> _TASK DETAILS_: Copy all lines holding the word "attention" from the entries.

-- start of ENTRIES SUPPLIED --

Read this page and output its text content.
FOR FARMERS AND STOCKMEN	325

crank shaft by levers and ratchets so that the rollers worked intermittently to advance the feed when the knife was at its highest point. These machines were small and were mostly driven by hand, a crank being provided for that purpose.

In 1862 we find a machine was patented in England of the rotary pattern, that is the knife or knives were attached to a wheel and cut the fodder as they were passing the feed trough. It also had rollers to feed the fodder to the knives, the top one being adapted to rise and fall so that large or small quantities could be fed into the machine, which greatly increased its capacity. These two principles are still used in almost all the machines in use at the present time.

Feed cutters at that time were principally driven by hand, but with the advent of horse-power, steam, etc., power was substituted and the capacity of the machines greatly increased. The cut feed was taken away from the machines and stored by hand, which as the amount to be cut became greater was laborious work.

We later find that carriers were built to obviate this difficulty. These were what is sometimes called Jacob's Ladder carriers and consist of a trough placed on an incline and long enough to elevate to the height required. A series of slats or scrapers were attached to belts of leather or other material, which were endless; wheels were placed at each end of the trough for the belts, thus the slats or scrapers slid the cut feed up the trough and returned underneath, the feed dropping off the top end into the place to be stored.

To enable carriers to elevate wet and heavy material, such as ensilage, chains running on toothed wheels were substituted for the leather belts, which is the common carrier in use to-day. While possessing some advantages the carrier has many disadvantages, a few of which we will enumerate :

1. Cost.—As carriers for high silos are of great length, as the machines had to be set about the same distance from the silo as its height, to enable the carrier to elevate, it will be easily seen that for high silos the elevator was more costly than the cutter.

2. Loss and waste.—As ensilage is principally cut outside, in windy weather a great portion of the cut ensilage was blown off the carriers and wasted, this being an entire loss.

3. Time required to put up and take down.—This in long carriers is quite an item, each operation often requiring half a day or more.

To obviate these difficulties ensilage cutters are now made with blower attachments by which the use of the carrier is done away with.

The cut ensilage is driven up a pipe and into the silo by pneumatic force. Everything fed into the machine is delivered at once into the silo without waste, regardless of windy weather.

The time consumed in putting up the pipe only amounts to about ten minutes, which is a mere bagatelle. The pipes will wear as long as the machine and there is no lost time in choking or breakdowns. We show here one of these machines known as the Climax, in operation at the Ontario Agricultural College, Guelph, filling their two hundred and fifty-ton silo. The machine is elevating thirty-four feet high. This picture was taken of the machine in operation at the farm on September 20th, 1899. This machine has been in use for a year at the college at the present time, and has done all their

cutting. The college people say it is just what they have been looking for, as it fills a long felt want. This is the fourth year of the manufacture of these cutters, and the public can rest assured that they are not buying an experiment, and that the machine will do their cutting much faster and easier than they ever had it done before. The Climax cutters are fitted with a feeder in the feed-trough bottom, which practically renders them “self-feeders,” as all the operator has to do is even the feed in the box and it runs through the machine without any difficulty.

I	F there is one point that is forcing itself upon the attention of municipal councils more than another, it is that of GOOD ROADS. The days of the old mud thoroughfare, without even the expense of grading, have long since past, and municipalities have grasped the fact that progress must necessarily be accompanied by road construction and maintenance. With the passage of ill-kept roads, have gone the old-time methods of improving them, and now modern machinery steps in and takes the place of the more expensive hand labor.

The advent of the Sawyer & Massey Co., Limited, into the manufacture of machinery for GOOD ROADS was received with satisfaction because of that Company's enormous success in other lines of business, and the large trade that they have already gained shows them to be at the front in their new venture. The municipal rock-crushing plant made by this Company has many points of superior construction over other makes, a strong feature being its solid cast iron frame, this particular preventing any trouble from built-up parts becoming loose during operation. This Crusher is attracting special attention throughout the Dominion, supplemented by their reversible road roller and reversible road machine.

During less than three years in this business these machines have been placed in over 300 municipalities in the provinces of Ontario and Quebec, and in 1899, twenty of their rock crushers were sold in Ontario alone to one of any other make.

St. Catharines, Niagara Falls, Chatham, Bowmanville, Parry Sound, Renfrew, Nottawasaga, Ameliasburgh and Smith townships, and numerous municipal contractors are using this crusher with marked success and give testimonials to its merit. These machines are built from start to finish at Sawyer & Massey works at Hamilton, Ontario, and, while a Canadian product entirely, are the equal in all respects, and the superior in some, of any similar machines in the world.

-- end of ENTRIES SUPPLIED --

> _FINISHED EXERCISE_:
I	F there is one point that is forcing itself upon the attention of municipal councils more than another, it is that of GOOD ROADS. The days of the old mud thoroughfare, without even the expense of grading, have long since past, and municipalities have grasped the fact that progress must necessarily be accompanied by road construction and maintenance. With the passage of ill-kept roads, have gone the old-time methods of improving them, and now modern machinery steps in and takes the place of the more expensive hand labor.
The advent of the Sawyer & Massey Co., Limited, into the manufacture of machinery for GOOD ROADS was received with satisfaction because of that Company's enormous success in other lines of business, and the large trade that they have already gained shows them to be at the front in their new venture. The municipal rock-crushing plant made by this Company has many points of superior construction over other makes, a strong feature being its solid cast iron frame, this particular preventing any trouble from built-up parts becoming loose during operation. This Crusher is attracting special attention throughout the Dominion, supplemented by their reversible road roller and reversible road machine.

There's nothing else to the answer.